DIRECTIONS ->
Copy the records below exactly as they appear.

SUPPLIED RECORDS ->
=======
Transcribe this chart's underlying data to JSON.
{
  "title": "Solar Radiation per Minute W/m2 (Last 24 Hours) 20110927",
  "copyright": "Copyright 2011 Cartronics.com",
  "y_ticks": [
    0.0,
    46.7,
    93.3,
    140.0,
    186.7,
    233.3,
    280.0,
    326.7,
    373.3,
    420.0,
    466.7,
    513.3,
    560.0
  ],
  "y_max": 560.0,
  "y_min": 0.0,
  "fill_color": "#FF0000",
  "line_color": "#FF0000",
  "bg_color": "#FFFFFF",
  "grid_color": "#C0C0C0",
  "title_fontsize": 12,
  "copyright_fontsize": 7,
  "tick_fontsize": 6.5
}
=======
PROBLEM SOLUTION ->
Transcribe this chart's underlying data to JSON.
{
  "title": "Solar Radiation per Minute W/m2 (Last 24 Hours) 20110927",
  "copyright": "Copyright 2011 Cartronics.com",
  "y_ticks": [
    0.0,
    46.7,
    93.3,
    140.0,
    186.7,
    233.3,
    280.0,
    326.7,
    373.3,
    420.0,
    466.7,
    513.3,
    560.0
  ],
  "y_max": 560.0,
  "y_min": 0.0,
  "fill_color": "#FF0000",
  "line_color": "#FF0000",
  "bg_color": "#FFFFFF",
  "grid_color": "#C0C0C0",
  "title_fontsize": 12,
  "copyright_fontsize": 7,
  "tick_fontsize": 6.5
}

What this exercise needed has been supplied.